Exercise instructions: Reproduce the part of the alcohol therapy program description that starts at "The main advantage" and ends at "to increased dependence.", word for word.

Individual therapy to enhance self-control and reduce alcohol consumption
This is an outpatient, cognitive-behavioral therapeutic program that lasts about four months and requires one or two visits per week. The client should expect to perform certain tasks independently outside the therapeutic setting.
Non-abstinent approaches to the treatment of alcohol addiction have emerged in the 1970s in America and have spread in Western Europe in the 1990s due to the work of the German addictologist and professor of psychology Joachim Koerkel. These approaches currently form an integral part in therapeutic care in the UK, the Netherlands, Switzerland, Germany, and other European countries, and their effectiveness has been proven by a number of studies.
Prof. Dr. Joachim Koerkel who has had many years of practical experience in the treatment of addiction, stresses on the importance of human rights and dignity and the client-therapist collaboration during the course of treatment.
The main advantage of this therapeutic approach is, for clients, the gradual increase in self-confidence in dealing with the addictive substance. Clients also learn to deal more effectively with a possible “slip” by not viewing it as disastrous or leading to increased dependence.

Supplied information:

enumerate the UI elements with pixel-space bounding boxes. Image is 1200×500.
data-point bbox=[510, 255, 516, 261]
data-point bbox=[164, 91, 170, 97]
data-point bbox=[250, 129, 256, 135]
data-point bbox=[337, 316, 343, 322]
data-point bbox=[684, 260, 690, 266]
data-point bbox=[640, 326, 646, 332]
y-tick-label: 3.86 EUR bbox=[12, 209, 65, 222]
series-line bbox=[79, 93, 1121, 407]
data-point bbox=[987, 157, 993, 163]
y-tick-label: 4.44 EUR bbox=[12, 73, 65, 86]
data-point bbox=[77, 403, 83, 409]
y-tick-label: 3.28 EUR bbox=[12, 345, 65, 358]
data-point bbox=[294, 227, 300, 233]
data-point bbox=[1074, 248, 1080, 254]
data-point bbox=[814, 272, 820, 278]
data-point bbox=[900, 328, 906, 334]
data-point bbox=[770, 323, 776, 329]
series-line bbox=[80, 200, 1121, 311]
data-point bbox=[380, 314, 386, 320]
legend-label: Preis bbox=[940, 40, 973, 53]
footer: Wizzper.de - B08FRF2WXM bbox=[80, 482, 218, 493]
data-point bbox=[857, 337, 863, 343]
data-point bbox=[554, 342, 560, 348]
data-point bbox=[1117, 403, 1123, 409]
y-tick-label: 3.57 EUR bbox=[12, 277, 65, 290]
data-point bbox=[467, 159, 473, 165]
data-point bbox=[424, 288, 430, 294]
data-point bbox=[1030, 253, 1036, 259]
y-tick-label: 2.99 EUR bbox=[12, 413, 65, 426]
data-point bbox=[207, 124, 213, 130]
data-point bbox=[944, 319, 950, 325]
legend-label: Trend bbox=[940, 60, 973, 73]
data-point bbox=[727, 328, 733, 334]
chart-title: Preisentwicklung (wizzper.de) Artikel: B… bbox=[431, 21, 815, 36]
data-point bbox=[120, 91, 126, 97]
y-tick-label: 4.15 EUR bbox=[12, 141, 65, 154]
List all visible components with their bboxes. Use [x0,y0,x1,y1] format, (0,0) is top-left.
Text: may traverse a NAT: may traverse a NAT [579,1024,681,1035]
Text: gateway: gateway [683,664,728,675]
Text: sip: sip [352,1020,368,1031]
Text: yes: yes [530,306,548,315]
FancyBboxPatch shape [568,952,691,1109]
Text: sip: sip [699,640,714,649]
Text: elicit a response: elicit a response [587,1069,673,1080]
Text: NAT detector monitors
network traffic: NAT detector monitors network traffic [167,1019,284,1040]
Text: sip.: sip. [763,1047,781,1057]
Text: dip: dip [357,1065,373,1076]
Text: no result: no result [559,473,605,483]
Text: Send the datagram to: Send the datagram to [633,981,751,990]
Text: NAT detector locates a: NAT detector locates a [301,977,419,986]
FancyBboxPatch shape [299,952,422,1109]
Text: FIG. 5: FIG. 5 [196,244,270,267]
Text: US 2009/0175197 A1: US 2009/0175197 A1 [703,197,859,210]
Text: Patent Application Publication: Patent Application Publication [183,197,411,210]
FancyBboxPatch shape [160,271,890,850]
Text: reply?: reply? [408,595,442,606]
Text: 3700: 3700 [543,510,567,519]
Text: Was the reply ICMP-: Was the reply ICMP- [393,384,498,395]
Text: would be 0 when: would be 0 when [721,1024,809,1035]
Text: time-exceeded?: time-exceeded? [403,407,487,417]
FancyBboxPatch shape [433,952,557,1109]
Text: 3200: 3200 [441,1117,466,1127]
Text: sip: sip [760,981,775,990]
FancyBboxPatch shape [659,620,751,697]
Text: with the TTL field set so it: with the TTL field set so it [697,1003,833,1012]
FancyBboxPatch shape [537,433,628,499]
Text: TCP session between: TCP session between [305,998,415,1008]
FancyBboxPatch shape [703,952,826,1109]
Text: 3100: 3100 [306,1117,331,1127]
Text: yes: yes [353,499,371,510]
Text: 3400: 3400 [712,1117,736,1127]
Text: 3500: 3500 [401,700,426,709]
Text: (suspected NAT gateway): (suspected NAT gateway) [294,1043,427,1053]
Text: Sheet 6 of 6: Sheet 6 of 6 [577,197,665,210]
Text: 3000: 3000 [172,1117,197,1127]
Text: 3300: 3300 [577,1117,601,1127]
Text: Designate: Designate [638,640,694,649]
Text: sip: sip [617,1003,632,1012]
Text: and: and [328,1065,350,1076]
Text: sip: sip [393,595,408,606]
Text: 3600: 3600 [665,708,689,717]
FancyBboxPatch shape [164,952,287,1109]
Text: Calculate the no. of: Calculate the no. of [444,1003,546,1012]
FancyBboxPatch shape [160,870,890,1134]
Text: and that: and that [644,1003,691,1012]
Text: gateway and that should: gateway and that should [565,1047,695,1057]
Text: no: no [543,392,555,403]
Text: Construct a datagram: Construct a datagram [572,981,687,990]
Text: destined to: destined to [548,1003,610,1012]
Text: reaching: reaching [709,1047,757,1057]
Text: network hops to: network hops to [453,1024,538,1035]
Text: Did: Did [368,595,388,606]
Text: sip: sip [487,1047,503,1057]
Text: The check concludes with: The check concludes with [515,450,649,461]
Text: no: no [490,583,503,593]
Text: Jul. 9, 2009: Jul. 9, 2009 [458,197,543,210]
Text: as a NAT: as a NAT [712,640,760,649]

Output below:
The main advantage of this therapeutic approach is, for clients, the gradual increase in self-confidence in dealing with the addictive substance. Clients also learn to deal more effectively with a possible “slip” by not viewing it as disastrous or leading to increased dependence.